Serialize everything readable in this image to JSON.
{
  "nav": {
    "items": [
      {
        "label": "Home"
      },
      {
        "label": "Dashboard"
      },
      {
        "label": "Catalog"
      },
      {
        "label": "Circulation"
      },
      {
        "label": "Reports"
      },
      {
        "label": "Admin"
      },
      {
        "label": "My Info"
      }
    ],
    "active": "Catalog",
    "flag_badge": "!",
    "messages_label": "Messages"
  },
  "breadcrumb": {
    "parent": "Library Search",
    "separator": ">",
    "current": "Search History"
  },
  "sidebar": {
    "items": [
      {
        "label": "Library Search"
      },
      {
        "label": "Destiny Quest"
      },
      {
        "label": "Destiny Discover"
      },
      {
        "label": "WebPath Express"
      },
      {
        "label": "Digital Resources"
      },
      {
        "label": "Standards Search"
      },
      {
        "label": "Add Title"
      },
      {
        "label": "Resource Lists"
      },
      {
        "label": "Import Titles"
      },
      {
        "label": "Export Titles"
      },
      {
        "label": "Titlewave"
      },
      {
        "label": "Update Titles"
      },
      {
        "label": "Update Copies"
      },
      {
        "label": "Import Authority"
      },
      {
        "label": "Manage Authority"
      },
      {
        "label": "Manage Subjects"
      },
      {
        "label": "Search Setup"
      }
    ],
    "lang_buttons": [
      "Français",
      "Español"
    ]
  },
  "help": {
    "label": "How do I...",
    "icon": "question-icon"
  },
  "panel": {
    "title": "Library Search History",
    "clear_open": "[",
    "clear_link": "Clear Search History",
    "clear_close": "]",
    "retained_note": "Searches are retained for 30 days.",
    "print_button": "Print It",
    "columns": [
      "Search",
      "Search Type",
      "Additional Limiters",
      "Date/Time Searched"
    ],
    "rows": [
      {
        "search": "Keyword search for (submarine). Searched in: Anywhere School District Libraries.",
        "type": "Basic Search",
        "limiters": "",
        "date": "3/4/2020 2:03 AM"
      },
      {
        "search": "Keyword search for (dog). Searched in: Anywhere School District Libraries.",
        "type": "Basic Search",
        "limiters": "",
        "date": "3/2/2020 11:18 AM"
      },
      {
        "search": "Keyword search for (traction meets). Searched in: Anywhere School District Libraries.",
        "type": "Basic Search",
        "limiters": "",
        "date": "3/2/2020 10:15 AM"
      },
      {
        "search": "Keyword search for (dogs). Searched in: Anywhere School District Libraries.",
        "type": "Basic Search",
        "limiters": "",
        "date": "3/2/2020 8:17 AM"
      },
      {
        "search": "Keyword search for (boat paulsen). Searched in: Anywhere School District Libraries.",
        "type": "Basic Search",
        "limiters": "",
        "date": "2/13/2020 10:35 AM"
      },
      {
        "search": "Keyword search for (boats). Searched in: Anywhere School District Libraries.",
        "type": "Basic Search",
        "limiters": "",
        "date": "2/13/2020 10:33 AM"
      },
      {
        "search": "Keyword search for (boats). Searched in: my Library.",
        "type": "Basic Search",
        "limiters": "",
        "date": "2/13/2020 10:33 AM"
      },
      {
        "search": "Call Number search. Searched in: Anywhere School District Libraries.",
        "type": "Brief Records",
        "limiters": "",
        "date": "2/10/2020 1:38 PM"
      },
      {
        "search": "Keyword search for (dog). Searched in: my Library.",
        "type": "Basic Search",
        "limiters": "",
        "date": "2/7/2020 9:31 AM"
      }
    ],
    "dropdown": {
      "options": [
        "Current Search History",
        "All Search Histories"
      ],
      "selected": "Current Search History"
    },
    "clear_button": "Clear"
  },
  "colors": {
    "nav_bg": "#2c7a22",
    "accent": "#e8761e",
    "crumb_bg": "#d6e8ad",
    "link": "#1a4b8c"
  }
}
------------------------------------------------------------------------
Each line of the material above needs to be quoted exactly, please.

Serialize everything readable in this image to JSON.
{
  "nav": {
    "items": [
      {
        "label": "Home"
      },
      {
        "label": "Dashboard"
      },
      {
        "label": "Catalog"
      },
      {
        "label": "Circulation"
      },
      {
        "label": "Reports"
      },
      {
        "label": "Admin"
      },
      {
        "label": "My Info"
      }
    ],
    "active": "Catalog",
    "flag_badge": "!",
    "messages_label": "Messages"
  },
  "breadcrumb": {
    "parent": "Library Search",
    "separator": ">",
    "current": "Search History"
  },
  "sidebar": {
    "items": [
      {
        "label": "Library Search"
      },
      {
        "label": "Destiny Quest"
      },
      {
        "label": "Destiny Discover"
      },
      {
        "label": "WebPath Express"
      },
      {
        "label": "Digital Resources"
      },
      {
        "label": "Standards Search"
      },
      {
        "label": "Add Title"
      },
      {
        "label": "Resource Lists"
      },
      {
        "label": "Import Titles"
      },
      {
        "label": "Export Titles"
      },
      {
        "label": "Titlewave"
      },
      {
        "label": "Update Titles"
      },
      {
        "label": "Update Copies"
      },
      {
        "label": "Import Authority"
      },
      {
        "label": "Manage Authority"
      },
      {
        "label": "Manage Subjects"
      },
      {
        "label": "Search Setup"
      }
    ],
    "lang_buttons": [
      "Français",
      "Español"
    ]
  },
  "help": {
    "label": "How do I...",
    "icon": "question-icon"
  },
  "panel": {
    "title": "Library Search History",
    "clear_open": "[",
    "clear_link": "Clear Search History",
    "clear_close": "]",
    "retained_note": "Searches are retained for 30 days.",
    "print_button": "Print It",
    "columns": [
      "Search",
      "Search Type",
      "Additional Limiters",
      "Date/Time Searched"
    ],
    "rows": [
      {
        "search": "Keyword search for (submarine). Searched in: Anywhere School District Libraries.",
        "type": "Basic Search",
        "limiters": "",
        "date": "3/4/2020 2:03 AM"
      },
      {
        "search": "Keyword search for (dog). Searched in: Anywhere School District Libraries.",
        "type": "Basic Search",
        "limiters": "",
        "date": "3/2/2020 11:18 AM"
      },
      {
        "search": "Keyword search for (traction meets). Searched in: Anywhere School District Libraries.",
        "type": "Basic Search",
        "limiters": "",
        "date": "3/2/2020 10:15 AM"
      },
      {
        "search": "Keyword search for (dogs). Searched in: Anywhere School District Libraries.",
        "type": "Basic Search",
        "limiters": "",
        "date": "3/2/2020 8:17 AM"
      },
      {
        "search": "Keyword search for (boat paulsen). Searched in: Anywhere School District Libraries.",
        "type": "Basic Search",
        "limiters": "",
        "date": "2/13/2020 10:35 AM"
      },
      {
        "search": "Keyword search for (boats). Searched in: Anywhere School District Libraries.",
        "type": "Basic Search",
        "limiters": "",
        "date": "2/13/2020 10:33 AM"
      },
      {
        "search": "Keyword search for (boats). Searched in: my Library.",
        "type": "Basic Search",
        "limiters": "",
        "date": "2/13/2020 10:33 AM"
      },
      {
        "search": "Call Number search. Searched in: Anywhere School District Libraries.",
        "type": "Brief Records",
        "limiters": "",
        "date": "2/10/2020 1:38 PM"
      },
      {
        "search": "Keyword search for (dog). Searched in: my Library.",
        "type": "Basic Search",
        "limiters": "",
        "date": "2/7/2020 9:31 AM"
      }
    ],
    "dropdown": {
      "options": [
        "Current Search History",
        "All Search Histories"
      ],
      "selected": "Current Search History"
    },
    "clear_button": "Clear"
  },
  "colors": {
    "nav_bg": "#2c7a22",
    "accent": "#e8761e",
    "crumb_bg": "#d6e8ad",
    "link": "#1a4b8c"
  }
}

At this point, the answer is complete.